### [AIM OF THE TASK]
Would it be possible to write out each entry below exactly, without the pictures?

### [RECORDS]
= = = = =
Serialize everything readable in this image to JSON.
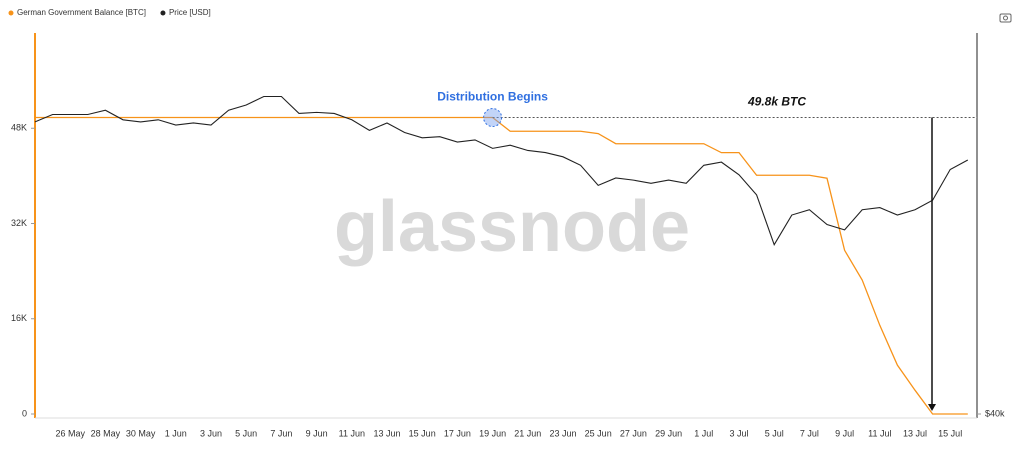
{
  "chart_data": {
    "type": "line",
    "categories": [
      null,
      null,
      "26 May",
      null,
      "28 May",
      null,
      "30 May",
      null,
      "1 Jun",
      null,
      "3 Jun",
      null,
      "5 Jun",
      null,
      "7 Jun",
      null,
      "9 Jun",
      null,
      "11 Jun",
      null,
      "13 Jun",
      null,
      "15 Jun",
      null,
      "17 Jun",
      null,
      "19 Jun",
      null,
      "21 Jun",
      null,
      "23 Jun",
      null,
      "25 Jun",
      null,
      "27 Jun",
      null,
      "29 Jun",
      null,
      "1 Jul",
      null,
      "3 Jul",
      null,
      "5 Jul",
      null,
      "7 Jul",
      null,
      "9 Jul",
      null,
      "11 Jul",
      null,
      "13 Jul",
      null,
      "15 Jul",
      null
    ],
    "series": [
      {
        "name": "German Government Balance [BTC]",
        "color": "#f7931a",
        "values": [
          49800,
          49800,
          49800,
          49800,
          49800,
          49800,
          49800,
          49800,
          49800,
          49800,
          49800,
          49800,
          49800,
          49800,
          49800,
          49800,
          49800,
          49800,
          49800,
          49800,
          49800,
          49800,
          49800,
          49800,
          49800,
          49800,
          49800,
          47500,
          47500,
          47500,
          47500,
          47500,
          47100,
          45400,
          45400,
          45400,
          45400,
          45400,
          45400,
          43900,
          43900,
          40100,
          40100,
          40100,
          40100,
          39600,
          27500,
          22500,
          14900,
          8200,
          4000,
          0,
          0,
          0
        ]
      },
      {
        "name": "Price [USD]",
        "color": "#222222",
        "axis": "y2",
        "values": [
          67600,
          68300,
          68300,
          68300,
          68700,
          67800,
          67600,
          67800,
          67300,
          67500,
          67300,
          68700,
          69200,
          70000,
          70000,
          68400,
          68500,
          68400,
          67800,
          66800,
          67500,
          66600,
          66100,
          66200,
          65700,
          65900,
          65100,
          65400,
          64900,
          64700,
          64300,
          63500,
          61600,
          62300,
          62100,
          61800,
          62100,
          61800,
          63500,
          63800,
          62600,
          60700,
          56000,
          58800,
          59300,
          57900,
          57400,
          59300,
          59500,
          58800,
          59300,
          60200,
          63100,
          64000
        ]
      }
    ],
    "ylim": [
      0,
      64000
    ],
    "yticks": [
      0,
      {
        "value": 16000,
        "label": "16K"
      },
      {
        "value": 32000,
        "label": "32K"
      },
      {
        "value": 48000,
        "label": "48K"
      }
    ],
    "y2lim": [
      40000,
      76000
    ],
    "y2ticks": [
      {
        "value": 40000,
        "label": "$40k"
      }
    ],
    "grid": false,
    "legend": "top-left",
    "annotations": [
      "Distribution Begins",
      "49.8k BTC"
    ],
    "watermark": "glassnode"
  }
}
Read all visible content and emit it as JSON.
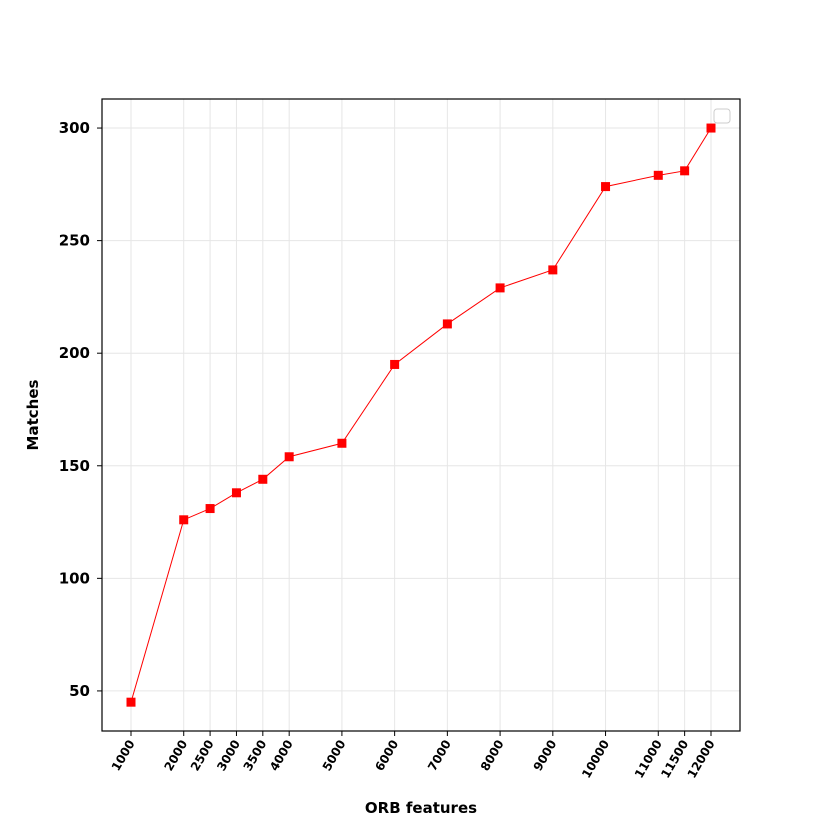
{
  "chart_data": {
    "type": "line",
    "x_label": "ORB features",
    "y_label": "Matches",
    "x": [
      1000,
      2000,
      2500,
      3000,
      3500,
      4000,
      5000,
      6000,
      7000,
      8000,
      9000,
      10000,
      11000,
      11500,
      12000
    ],
    "series": [
      {
        "color": "#ff0000",
        "values": [
          45,
          126,
          131,
          138,
          144,
          154,
          160,
          195,
          213,
          229,
          237,
          274,
          279,
          281,
          300
        ]
      }
    ],
    "xlim": [
      450,
      12550
    ],
    "ylim": [
      32.2,
      312.9
    ],
    "xticks": [
      1000,
      2000,
      2500,
      3000,
      3500,
      4000,
      5000,
      6000,
      7000,
      8000,
      9000,
      10000,
      11000,
      11500,
      12000
    ],
    "yticks": [
      50,
      100,
      150,
      200,
      250,
      300
    ],
    "grid": true
  }
}
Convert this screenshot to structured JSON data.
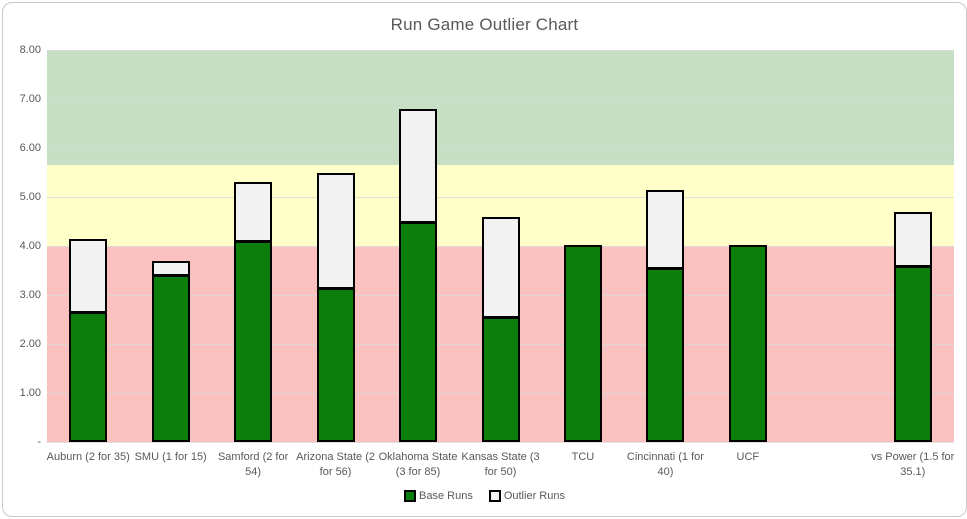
{
  "title": "Run Game Outlier Chart",
  "colors": {
    "base_fill": "#0b7e0c",
    "outlier_fill": "#f2f2f2",
    "bar_border": "#000000",
    "text": "#595959",
    "gridline": "#d9d9d9",
    "chart_border": "#c9c9c9"
  },
  "chart_data": {
    "type": "bar",
    "stacked": true,
    "title": "Run Game Outlier Chart",
    "categories": [
      "Auburn (2 for 35)",
      "SMU (1 for 15)",
      "Samford (2 for 54)",
      "Arizona State (2 for 56)",
      "Oklahoma State (3 for 85)",
      "Kansas State (3 for 50)",
      "TCU",
      "Cincinnati (1 for 40)",
      "UCF",
      "",
      "vs Power (1.5 for 35.1)"
    ],
    "series": [
      {
        "name": "Base Runs",
        "color": "#0b7e0c",
        "values": [
          2.65,
          3.4,
          4.1,
          3.15,
          4.5,
          2.55,
          4.02,
          3.55,
          4.03,
          0,
          3.6
        ]
      },
      {
        "name": "Outlier Runs",
        "color": "#f2f2f2",
        "values": [
          1.5,
          0.3,
          1.2,
          2.35,
          2.3,
          2.05,
          0,
          1.6,
          0,
          0,
          1.1
        ]
      }
    ],
    "totals": [
      4.15,
      3.7,
      5.3,
      5.5,
      6.8,
      4.6,
      4.02,
      5.15,
      4.03,
      0,
      4.7
    ],
    "xlabel": "",
    "ylabel": "",
    "ylim": [
      0,
      8
    ],
    "yticks": [
      0,
      1,
      2,
      3,
      4,
      5,
      6,
      7,
      8
    ],
    "ytick_labels": [
      "-",
      "1.00",
      "2.00",
      "3.00",
      "4.00",
      "5.00",
      "6.00",
      "7.00",
      "8.00"
    ],
    "grid": true,
    "bands": [
      {
        "name": "red-zone",
        "from": 0,
        "to": 4.0,
        "color": "#fac1c1"
      },
      {
        "name": "yellow-zone",
        "from": 4.0,
        "to": 5.65,
        "color": "#ffffc9"
      },
      {
        "name": "green-zone",
        "from": 5.65,
        "to": 8.0,
        "color": "#c7e0c5"
      }
    ],
    "legend": {
      "position": "bottom",
      "entries": [
        {
          "label": "Base Runs",
          "swatch": "#0b7e0c"
        },
        {
          "label": "Outlier Runs",
          "swatch": "#f2f2f2"
        }
      ]
    }
  }
}
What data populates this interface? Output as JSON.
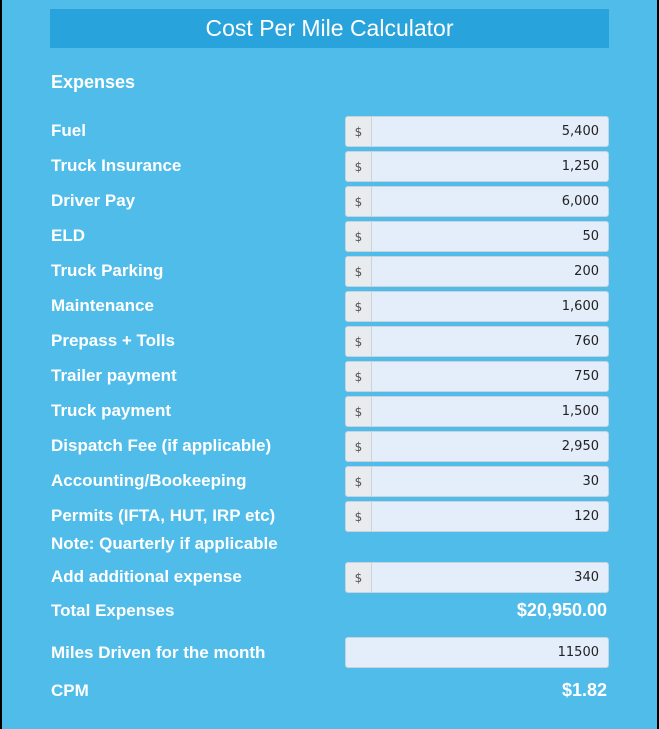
= = = = =
### [WRITTEN RESPONSE]
Serialize everything readable in this image to JSON.
{
  "chart_data": {
    "type": "line",
    "categories": [
      null,
      null,
      "26 May",
      null,
      "28 May",
      null,
      "30 May",
      null,
      "1 Jun",
      null,
      "3 Jun",
      null,
      "5 Jun",
      null,
      "7 Jun",
      null,
      "9 Jun",
      null,
      "11 Jun",
      null,
      "13 Jun",
      null,
      "15 Jun",
      null,
      "17 Jun",
      null,
      "19 Jun",
      null,
      "21 Jun",
      null,
      "23 Jun",
      null,
      "25 Jun",
      null,
      "27 Jun",
      null,
      "29 Jun",
      null,
      "1 Jul",
      null,
      "3 Jul",
      null,
      "5 Jul",
      null,
      "7 Jul",
      null,
      "9 Jul",
      null,
      "11 Jul",
      null,
      "13 Jul",
      null,
      "15 Jul",
      null
    ],
    "series": [
      {
        "name": "German Government Balance [BTC]",
        "color": "#f7931a",
        "values": [
          49800,
          49800,
          49800,
          49800,
          49800,
          49800,
          49800,
          49800,
          49800,
          49800,
          49800,
          49800,
          49800,
          49800,
          49800,
          49800,
          49800,
          49800,
          49800,
          49800,
          49800,
          49800,
          49800,
          49800,
          49800,
          49800,
          49800,
          47500,
          47500,
          47500,
          47500,
          47500,
          47100,
          45400,
          45400,
          45400,
          45400,
          45400,
          45400,
          43900,
          43900,
          40100,
          40100,
          40100,
          40100,
          39600,
          27500,
          22500,
          14900,
          8200,
          4000,
          0,
          0,
          0
        ]
      },
      {
        "name": "Price [USD]",
        "color": "#222222",
        "axis": "y2",
        "values": [
          67600,
          68300,
          68300,
          68300,
          68700,
          67800,
          67600,
          67800,
          67300,
          67500,
          67300,
          68700,
          69200,
          70000,
          70000,
          68400,
          68500,
          68400,
          67800,
          66800,
          67500,
          66600,
          66100,
          66200,
          65700,
          65900,
          65100,
          65400,
          64900,
          64700,
          64300,
          63500,
          61600,
          62300,
          62100,
          61800,
          62100,
          61800,
          63500,
          63800,
          62600,
          60700,
          56000,
          58800,
          59300,
          57900,
          57400,
          59300,
          59500,
          58800,
          59300,
          60200,
          63100,
          64000
        ]
      }
    ],
    "ylim": [
      0,
      64000
    ],
    "yticks": [
      0,
      {
        "value": 16000,
        "label": "16K"
      },
      {
        "value": 32000,
        "label": "32K"
      },
      {
        "value": 48000,
        "label": "48K"
      }
    ],
    "y2lim": [
      40000,
      76000
    ],
    "y2ticks": [
      {
        "value": 40000,
        "label": "$40k"
      }
    ],
    "grid": false,
    "legend": "top-left",
    "annotations": [
      "Distribution Begins",
      "49.8k BTC"
    ],
    "watermark": "glassnode"
  }
}
Read all visible content and emit it as JSON.
{
  "chart_data": {
    "type": "line",
    "x_label": "ORB features",
    "y_label": "Matches",
    "x": [
      1000,
      2000,
      2500,
      3000,
      3500,
      4000,
      5000,
      6000,
      7000,
      8000,
      9000,
      10000,
      11000,
      11500,
      12000
    ],
    "series": [
      {
        "color": "#ff0000",
        "values": [
          45,
          126,
          131,
          138,
          144,
          154,
          160,
          195,
          213,
          229,
          237,
          274,
          279,
          281,
          300
        ]
      }
    ],
    "xlim": [
      450,
      12550
    ],
    "ylim": [
      32.2,
      312.9
    ],
    "xticks": [
      1000,
      2000,
      2500,
      3000,
      3500,
      4000,
      5000,
      6000,
      7000,
      8000,
      9000,
      10000,
      11000,
      11500,
      12000
    ],
    "yticks": [
      50,
      100,
      150,
      200,
      250,
      300
    ],
    "grid": true
  }
}
Convert this screenshot to structured JSON data.
{
  "title": "Run Game Outlier Chart",
  "colors": {
    "base_fill": "#0b7e0c",
    "outlier_fill": "#f2f2f2",
    "bar_border": "#000000",
    "text": "#595959",
    "gridline": "#d9d9d9",
    "chart_border": "#c9c9c9"
  },
  "chart_data": {
    "type": "bar",
    "stacked": true,
    "title": "Run Game Outlier Chart",
    "categories": [
      "Auburn (2 for 35)",
      "SMU (1 for 15)",
      "Samford (2 for 54)",
      "Arizona State (2 for 56)",
      "Oklahoma State (3 for 85)",
      "Kansas State (3 for 50)",
      "TCU",
      "Cincinnati (1 for 40)",
      "UCF",
      "",
      "vs Power (1.5 for 35.1)"
    ],
    "series": [
      {
        "name": "Base Runs",
        "color": "#0b7e0c",
        "values": [
          2.65,
          3.4,
          4.1,
          3.15,
          4.5,
          2.55,
          4.02,
          3.55,
          4.03,
          0,
          3.6
        ]
      },
      {
        "name": "Outlier Runs",
        "color": "#f2f2f2",
        "values": [
          1.5,
          0.3,
          1.2,
          2.35,
          2.3,
          2.05,
          0,
          1.6,
          0,
          0,
          1.1
        ]
      }
    ],
    "totals": [
      4.15,
      3.7,
      5.3,
      5.5,
      6.8,
      4.6,
      4.02,
      5.15,
      4.03,
      0,
      4.7
    ],
    "xlabel": "",
    "ylabel": "",
    "ylim": [
      0,
      8
    ],
    "yticks": [
      0,
      1,
      2,
      3,
      4,
      5,
      6,
      7,
      8
    ],
    "ytick_labels": [
      "-",
      "1.00",
      "2.00",
      "3.00",
      "4.00",
      "5.00",
      "6.00",
      "7.00",
      "8.00"
    ],
    "grid": true,
    "bands": [
      {
        "name": "red-zone",
        "from": 0,
        "to": 4.0,
        "color": "#fac1c1"
      },
      {
        "name": "yellow-zone",
        "from": 4.0,
        "to": 5.65,
        "color": "#ffffc9"
      },
      {
        "name": "green-zone",
        "from": 5.65,
        "to": 8.0,
        "color": "#c7e0c5"
      }
    ],
    "legend": {
      "position": "bottom",
      "entries": [
        {
          "label": "Base Runs",
          "swatch": "#0b7e0c"
        },
        {
          "label": "Outlier Runs",
          "swatch": "#f2f2f2"
        }
      ]
    }
  }
}
What data populates this interface? Output as JSON.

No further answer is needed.